[Start]

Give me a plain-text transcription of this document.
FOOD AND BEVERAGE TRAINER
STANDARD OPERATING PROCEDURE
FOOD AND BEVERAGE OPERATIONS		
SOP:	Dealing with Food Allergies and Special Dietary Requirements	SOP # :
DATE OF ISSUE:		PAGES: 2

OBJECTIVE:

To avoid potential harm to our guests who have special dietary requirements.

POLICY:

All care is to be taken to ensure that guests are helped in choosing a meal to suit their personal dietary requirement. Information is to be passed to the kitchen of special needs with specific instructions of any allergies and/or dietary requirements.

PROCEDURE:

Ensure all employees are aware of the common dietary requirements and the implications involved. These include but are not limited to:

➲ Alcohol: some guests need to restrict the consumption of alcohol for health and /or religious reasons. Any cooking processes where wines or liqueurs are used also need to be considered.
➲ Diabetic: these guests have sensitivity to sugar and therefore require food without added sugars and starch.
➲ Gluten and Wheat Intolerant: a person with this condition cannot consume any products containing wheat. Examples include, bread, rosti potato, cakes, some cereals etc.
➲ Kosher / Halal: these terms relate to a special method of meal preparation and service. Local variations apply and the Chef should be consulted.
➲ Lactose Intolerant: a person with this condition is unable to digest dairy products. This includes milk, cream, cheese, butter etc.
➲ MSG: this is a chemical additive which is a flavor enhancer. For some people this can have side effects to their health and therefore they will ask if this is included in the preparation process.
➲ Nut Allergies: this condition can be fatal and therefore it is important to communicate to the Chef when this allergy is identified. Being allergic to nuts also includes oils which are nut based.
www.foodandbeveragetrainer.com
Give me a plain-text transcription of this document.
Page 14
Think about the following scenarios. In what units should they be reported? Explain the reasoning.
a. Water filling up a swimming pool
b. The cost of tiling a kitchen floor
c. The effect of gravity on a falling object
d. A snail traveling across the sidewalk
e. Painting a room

[End]

**EXERCISE DESCRIPTION**
Pick each line holding the word "PROCEDURE" out of the data and copy it.

**RESULT BELOW**
STANDARD OPERATING PROCEDURE
PROCEDURE:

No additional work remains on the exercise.